◆ Supplied text ◆
# Timbrens v. additional springs



## Class IV livin' (Dec 22, 2004)

I've got a '96 Tacoma TRD that I use all over my property. I've had an additional leaf springs installed so that it can handle the extra (ie: overload) weight that I subject it to. I think it's great, but it DEFINITLY provides for a stiff ride. We've got some pretty fast dirt roads that I drive to get home, ~60mph as a routine, more if I'm in a hurry or for a firecall. My question is how would Timbrens ride as opposed to the additional leaf spring. For most of the year the truck doesn't carry much additional weight, but when I load it, I tend to really load it. In the winter I tend to leave my Curtis 550 sander in the bed so there's a little extra weight. Obviously, with the sander full, or a bed full of wood or feed, the truck gets pushed nearer it's limit. With the extra springs I've had a ton in it and am still an inch from the 'overload' blocks. I'm also curious about the Timbrens for the front. I'm having a 6'9" Fisher LD mounted on it next week. (Plowing our road with the Kubota gets a bit brisk.) Thanks for any insight. 

Cheers  

'96 Tacoma TRD w/ 6'9" Fisher LD & Curtis 550
30hp Kubota w/ 7'6" Curtis


----------



## Chainlink (Oct 29, 2004)

Just my .02 I prefer spings on the Tacomas due to axel wrap, Tiberens will do nothing to help this. As for being stiff, I have aal in the rear that ride very smooth( 2" fabtechs). You might notice quite a bit of sag in the front with a plow so timberens or tundra lift in front might be what the doctor ordered (Check my thread on tundra lift)


edit: the Tundra tacoma lift involves Tundra Trd parts on tacomas


----------



## Class IV livin' (Dec 22, 2004)

What's your opinion on 'bang for the buck' on the front suspension upgrades? It seems like the Timbrens are an inexpensive aftermarket add-on. I'd imagine that Tundra spring would cost a bit more between parts and labor.


----------



## Chainlink (Oct 29, 2004)

well I had labor free but in ran total with springs in rear also, plus some other do dads just under 500 but the front could be done for like 280 if memory serves, but dont quote me i will have to look at actual numbers, I love my set up but that said maybe for expense and ease of install going with timbrens would work for you.


----------



## Bolts Indus. (Dec 22, 2003)

IMO timbrens are a cheap sustitute for suspension deficiency. The right way and not the cheapest way to solve load problems is with the proper suspension upgrade. Heavier springs.


----------



## sixspeed (Oct 22, 2004)

*Timbrens or spring change????*

There are a few valid points here. For permanently installed items such as winches or v-box salters or lift gates, springs might be the best way to go because the suspension is always carrying the load.

It's also a fact that factory Tacoma springs are soft and you can have axle wrap - this might occur when the truck is loaded and you get into really deep snow or are having traction problems. The soft springs will allow axle wrap which will lead to wheel hop when the truck loses traction in really, really deep snow. This could break things if you let it hammer so you should be easy on the gas if you get into really deep snow and it starts to hop.

◆ Stated exercise ◆
Could you turn the paragraph beginning "It's also a fact that factory Tacoma springs" in the Timbrens thread into a short bulleted list that keeps its main facts?

Stored items from a collection
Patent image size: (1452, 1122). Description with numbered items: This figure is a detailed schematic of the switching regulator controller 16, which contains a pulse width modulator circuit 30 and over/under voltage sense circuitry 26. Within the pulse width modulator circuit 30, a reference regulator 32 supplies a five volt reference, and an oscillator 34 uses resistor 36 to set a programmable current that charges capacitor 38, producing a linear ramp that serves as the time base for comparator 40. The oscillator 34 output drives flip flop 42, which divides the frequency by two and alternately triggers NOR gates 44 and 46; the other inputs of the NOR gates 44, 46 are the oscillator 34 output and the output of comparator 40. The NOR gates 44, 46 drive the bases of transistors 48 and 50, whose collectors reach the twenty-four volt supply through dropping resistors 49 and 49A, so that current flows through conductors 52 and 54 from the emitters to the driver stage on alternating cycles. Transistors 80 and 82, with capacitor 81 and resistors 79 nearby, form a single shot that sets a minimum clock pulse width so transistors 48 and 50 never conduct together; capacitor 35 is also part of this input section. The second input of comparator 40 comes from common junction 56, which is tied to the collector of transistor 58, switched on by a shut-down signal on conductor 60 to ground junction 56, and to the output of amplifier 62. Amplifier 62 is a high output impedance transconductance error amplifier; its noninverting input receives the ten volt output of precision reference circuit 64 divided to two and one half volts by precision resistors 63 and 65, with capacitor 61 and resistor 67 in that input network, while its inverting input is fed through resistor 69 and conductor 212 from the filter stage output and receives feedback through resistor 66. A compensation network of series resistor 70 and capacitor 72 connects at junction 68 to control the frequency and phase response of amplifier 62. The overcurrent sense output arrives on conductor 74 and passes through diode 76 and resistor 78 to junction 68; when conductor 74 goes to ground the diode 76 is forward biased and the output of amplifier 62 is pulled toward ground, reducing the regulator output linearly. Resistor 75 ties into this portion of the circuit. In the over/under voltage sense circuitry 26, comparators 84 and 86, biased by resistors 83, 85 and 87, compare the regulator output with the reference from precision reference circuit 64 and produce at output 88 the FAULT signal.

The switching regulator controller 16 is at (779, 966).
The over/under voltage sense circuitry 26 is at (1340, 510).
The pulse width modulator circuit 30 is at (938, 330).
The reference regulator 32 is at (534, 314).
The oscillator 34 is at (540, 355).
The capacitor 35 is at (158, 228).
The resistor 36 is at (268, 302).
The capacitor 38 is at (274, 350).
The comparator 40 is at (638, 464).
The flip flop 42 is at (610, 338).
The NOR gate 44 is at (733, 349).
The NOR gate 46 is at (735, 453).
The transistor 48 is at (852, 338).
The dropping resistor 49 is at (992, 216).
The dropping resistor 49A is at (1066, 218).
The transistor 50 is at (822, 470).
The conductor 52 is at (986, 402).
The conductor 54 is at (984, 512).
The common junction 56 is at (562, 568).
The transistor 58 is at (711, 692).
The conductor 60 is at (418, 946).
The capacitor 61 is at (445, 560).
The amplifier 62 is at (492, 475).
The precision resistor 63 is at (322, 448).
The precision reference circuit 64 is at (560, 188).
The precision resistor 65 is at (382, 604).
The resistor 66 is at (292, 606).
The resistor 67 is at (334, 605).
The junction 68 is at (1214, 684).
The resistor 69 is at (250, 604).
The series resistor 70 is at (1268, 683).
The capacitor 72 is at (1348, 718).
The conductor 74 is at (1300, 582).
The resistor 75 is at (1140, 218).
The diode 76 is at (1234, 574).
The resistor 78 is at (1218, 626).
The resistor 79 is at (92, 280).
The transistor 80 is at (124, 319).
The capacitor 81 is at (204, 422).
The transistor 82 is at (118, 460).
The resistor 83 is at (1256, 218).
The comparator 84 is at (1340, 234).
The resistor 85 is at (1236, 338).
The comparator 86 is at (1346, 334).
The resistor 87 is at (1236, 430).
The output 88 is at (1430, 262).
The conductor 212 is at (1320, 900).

◆ Written solution ◆
- Factory Tacoma springs are soft, so axle wrap can occur.
- This may happen when the truck is loaded and gets into really deep snow or has traction problems.
- Axle wrap leads to wheel hop when the truck loses traction in really, really deep snow.
- Letting it hammer could break things, so go easy on the gas if the truck starts to hop in really deep snow.